▶ [Exercise]:
In the records, take everything from the line containing "login-label: Login: xyxy=(940,323,980,338)" down to the line containing "tab-swiatowi[interactable]: ŚWIATOWI xyxy=(801,147,842,277)", and give those lines again with "Zapomniane hasło" changed to "Nie pamiętam hasła" and nothing else altered.

▶ [Material]:
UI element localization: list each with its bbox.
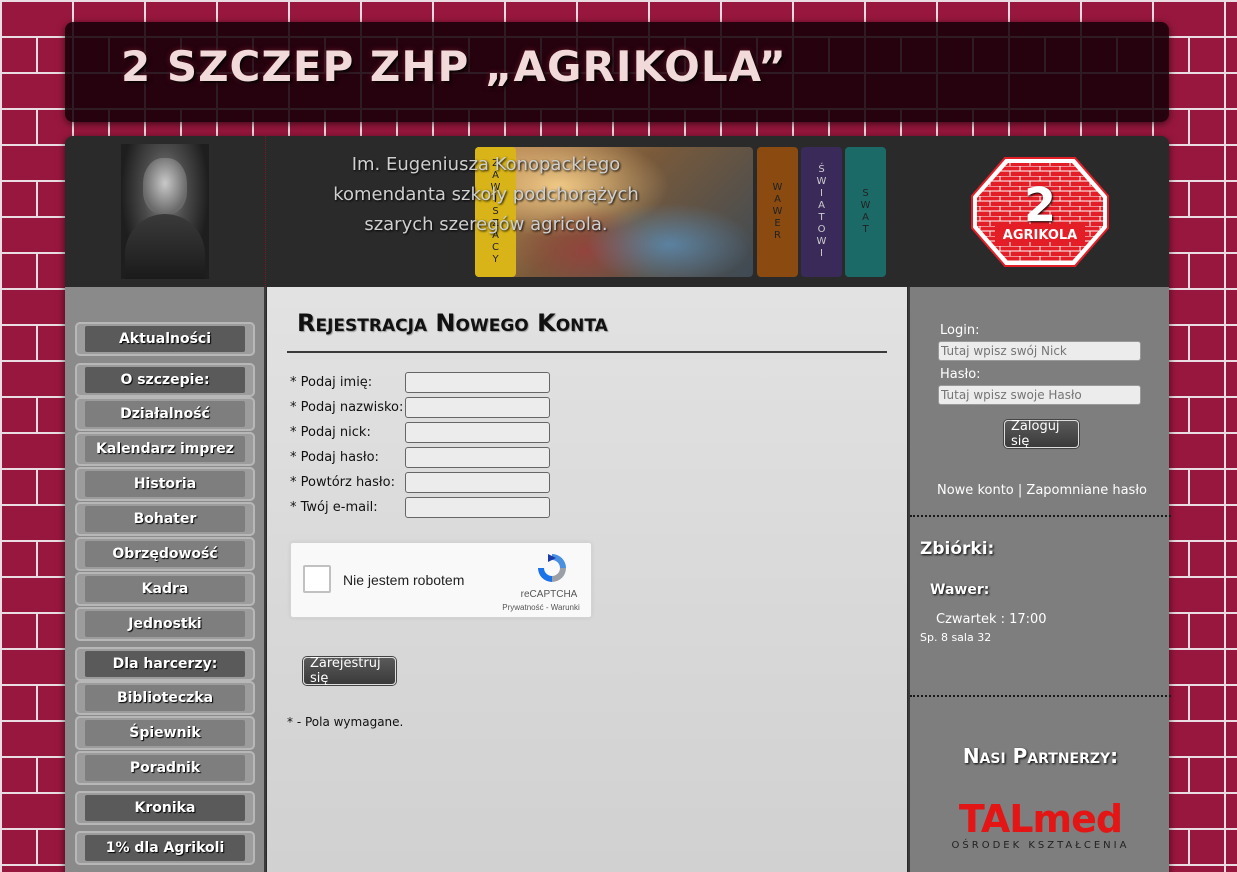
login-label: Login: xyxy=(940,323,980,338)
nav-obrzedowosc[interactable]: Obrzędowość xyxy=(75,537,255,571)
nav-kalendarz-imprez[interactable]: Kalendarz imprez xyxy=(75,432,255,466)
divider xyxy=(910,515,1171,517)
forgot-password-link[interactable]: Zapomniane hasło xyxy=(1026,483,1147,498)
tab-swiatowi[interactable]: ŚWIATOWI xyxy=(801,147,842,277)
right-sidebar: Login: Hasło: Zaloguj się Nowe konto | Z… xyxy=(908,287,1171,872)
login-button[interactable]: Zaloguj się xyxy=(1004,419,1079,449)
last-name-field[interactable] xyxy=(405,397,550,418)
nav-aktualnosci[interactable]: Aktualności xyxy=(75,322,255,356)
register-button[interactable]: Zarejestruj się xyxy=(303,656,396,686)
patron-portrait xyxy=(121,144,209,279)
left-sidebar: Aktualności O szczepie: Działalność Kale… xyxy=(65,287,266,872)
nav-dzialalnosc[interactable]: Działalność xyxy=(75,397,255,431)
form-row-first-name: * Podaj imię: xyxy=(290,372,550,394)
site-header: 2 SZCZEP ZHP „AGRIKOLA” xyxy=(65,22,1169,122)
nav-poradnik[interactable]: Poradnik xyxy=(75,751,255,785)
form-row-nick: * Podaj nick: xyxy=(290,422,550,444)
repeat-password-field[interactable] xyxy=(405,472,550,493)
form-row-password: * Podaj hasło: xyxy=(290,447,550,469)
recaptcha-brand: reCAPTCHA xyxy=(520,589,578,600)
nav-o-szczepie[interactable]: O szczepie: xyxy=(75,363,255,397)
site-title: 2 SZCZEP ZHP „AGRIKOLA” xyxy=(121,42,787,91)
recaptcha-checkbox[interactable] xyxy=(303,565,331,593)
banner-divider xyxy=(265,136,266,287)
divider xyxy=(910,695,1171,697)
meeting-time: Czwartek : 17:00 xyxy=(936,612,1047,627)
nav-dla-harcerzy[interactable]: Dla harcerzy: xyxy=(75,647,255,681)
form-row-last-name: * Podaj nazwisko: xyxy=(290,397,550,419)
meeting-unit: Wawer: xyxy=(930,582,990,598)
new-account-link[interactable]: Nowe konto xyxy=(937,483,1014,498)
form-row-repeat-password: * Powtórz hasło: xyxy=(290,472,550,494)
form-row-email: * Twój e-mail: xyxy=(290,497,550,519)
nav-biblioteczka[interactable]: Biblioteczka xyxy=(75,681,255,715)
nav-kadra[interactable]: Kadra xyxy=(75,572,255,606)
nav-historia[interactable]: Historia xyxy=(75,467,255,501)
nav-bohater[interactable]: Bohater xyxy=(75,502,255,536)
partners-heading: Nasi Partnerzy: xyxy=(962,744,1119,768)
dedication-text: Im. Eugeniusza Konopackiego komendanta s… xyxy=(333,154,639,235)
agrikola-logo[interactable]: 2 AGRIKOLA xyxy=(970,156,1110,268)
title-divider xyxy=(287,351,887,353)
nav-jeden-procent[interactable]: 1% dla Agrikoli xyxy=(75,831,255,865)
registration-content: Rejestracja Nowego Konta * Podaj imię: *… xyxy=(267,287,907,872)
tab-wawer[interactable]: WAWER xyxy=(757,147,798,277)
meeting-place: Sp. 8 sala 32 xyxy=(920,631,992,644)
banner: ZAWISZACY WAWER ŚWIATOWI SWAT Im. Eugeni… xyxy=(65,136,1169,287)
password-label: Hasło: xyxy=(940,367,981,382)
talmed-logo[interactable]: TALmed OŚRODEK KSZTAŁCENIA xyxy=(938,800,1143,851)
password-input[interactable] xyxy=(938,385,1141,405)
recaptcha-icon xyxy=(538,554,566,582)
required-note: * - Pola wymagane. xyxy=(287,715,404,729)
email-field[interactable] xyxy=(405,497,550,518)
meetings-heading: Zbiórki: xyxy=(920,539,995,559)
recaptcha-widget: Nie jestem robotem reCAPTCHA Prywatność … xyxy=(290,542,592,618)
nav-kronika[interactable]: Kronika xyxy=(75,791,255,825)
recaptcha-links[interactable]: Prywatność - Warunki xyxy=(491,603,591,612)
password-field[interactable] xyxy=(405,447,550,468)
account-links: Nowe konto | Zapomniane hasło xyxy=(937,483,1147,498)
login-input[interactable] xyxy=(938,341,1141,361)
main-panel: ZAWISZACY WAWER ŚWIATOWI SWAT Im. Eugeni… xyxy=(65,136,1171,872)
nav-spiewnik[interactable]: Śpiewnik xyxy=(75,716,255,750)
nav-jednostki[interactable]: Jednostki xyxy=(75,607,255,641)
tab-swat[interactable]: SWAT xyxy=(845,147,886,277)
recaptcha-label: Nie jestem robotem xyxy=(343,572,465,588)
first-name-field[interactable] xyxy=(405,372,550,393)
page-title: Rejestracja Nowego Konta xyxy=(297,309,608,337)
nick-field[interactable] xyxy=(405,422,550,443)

▶ [Answer below]:
login-label: Login: xyxy=(940,323,980,338)
nav-obrzedowosc[interactable]: Obrzędowość xyxy=(75,537,255,571)
nav-kalendarz-imprez[interactable]: Kalendarz imprez xyxy=(75,432,255,466)
divider xyxy=(910,515,1171,517)
forgot-password-link[interactable]: Nie pamiętam hasła xyxy=(1026,483,1147,498)
tab-swiatowi[interactable]: ŚWIATOWI xyxy=(801,147,842,277)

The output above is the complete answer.